■ **Set task**:
Repeat the lines from the one containing "Patent image size: (905, 729)." through the one containing "The foot 35 is at (420, 372).".

■ **Data rows**:
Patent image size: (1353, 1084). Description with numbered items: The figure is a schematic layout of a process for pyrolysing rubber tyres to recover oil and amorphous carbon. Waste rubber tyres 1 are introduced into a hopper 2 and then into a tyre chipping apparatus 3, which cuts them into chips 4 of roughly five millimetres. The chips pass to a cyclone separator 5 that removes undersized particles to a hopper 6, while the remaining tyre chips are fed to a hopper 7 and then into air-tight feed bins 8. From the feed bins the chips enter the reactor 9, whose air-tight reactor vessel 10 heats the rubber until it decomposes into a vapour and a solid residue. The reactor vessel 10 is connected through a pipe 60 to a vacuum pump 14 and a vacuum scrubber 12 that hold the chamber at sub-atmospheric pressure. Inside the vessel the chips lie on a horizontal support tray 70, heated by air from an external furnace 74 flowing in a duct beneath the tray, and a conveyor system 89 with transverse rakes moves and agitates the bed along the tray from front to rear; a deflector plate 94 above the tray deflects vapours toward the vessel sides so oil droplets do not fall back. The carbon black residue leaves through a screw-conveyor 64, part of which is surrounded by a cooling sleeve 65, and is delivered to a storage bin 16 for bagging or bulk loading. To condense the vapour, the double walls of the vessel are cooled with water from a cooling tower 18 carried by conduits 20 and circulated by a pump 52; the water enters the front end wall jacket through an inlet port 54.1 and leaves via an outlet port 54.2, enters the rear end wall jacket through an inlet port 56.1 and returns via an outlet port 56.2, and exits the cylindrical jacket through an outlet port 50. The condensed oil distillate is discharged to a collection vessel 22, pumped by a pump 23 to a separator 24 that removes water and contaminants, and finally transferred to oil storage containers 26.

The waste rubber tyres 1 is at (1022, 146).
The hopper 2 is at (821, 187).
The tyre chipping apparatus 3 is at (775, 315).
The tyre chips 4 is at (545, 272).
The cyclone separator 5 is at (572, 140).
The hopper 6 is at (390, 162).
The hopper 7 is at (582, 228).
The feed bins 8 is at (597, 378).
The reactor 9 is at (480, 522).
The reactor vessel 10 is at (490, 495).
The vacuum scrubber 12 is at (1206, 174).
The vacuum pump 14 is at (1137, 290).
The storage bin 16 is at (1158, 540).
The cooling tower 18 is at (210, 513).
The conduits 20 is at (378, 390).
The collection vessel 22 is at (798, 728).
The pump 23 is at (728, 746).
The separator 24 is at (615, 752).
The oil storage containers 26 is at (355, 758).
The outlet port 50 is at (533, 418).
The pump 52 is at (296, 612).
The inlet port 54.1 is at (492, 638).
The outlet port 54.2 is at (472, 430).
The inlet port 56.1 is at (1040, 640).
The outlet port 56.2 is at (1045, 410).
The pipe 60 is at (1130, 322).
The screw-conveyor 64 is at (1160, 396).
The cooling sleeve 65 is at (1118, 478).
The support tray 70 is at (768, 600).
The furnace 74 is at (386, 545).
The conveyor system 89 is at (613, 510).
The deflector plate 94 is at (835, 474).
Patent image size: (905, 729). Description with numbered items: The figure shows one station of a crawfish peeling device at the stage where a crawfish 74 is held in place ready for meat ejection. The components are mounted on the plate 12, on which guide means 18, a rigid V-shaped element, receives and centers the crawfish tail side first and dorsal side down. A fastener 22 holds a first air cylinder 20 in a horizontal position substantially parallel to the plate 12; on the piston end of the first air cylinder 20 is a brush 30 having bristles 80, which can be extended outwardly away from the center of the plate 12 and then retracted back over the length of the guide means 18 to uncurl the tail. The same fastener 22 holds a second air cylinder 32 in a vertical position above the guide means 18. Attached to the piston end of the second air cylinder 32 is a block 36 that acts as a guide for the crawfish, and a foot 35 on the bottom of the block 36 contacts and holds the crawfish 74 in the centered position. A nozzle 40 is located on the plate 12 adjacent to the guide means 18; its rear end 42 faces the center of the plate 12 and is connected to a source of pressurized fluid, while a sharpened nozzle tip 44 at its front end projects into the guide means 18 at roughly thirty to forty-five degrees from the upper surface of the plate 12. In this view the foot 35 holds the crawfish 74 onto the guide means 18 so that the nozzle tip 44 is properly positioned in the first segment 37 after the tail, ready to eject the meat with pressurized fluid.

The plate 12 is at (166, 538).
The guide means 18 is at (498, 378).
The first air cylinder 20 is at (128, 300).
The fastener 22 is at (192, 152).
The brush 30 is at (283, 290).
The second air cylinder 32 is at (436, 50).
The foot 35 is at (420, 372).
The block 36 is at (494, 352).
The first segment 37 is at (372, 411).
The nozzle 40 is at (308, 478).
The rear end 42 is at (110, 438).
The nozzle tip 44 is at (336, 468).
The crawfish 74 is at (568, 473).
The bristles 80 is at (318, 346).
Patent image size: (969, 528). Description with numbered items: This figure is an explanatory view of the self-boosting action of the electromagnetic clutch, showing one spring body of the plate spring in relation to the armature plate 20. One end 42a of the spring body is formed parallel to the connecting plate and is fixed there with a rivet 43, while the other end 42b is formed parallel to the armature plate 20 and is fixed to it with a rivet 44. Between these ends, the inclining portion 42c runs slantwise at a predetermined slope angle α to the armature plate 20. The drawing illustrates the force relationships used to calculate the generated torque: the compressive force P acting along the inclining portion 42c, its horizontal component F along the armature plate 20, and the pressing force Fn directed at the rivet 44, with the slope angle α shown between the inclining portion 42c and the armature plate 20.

■ **Task response**:
Patent image size: (905, 729). Description with numbered items: The figure shows one station of a crawfish peeling device at the stage where a crawfish 74 is held in place ready for meat ejection. The components are mounted on the plate 12, on which guide means 18, a rigid V-shaped element, receives and centers the crawfish tail side first and dorsal side down. A fastener 22 holds a first air cylinder 20 in a horizontal position substantially parallel to the plate 12; on the piston end of the first air cylinder 20 is a brush 30 having bristles 80, which can be extended outwardly away from the center of the plate 12 and then retracted back over the length of the guide means 18 to uncurl the tail. The same fastener 22 holds a second air cylinder 32 in a vertical position above the guide means 18. Attached to the piston end of the second air cylinder 32 is a block 36 that acts as a guide for the crawfish, and a foot 35 on the bottom of the block 36 contacts and holds the crawfish 74 in the centered position. A nozzle 40 is located on the plate 12 adjacent to the guide means 18; its rear end 42 faces the center of the plate 12 and is connected to a source of pressurized fluid, while a sharpened nozzle tip 44 at its front end projects into the guide means 18 at roughly thirty to forty-five degrees from the upper surface of the plate 12. In this view the foot 35 holds the crawfish 74 onto the guide means 18 so that the nozzle tip 44 is properly positioned in the first segment 37 after the tail, ready to eject the meat with pressurized fluid.

The plate 12 is at (166, 538).
The guide means 18 is at (498, 378).
The first air cylinder 20 is at (128, 300).
The fastener 22 is at (192, 152).
The brush 30 is at (283, 290).
The second air cylinder 32 is at (436, 50).
The foot 35 is at (420, 372).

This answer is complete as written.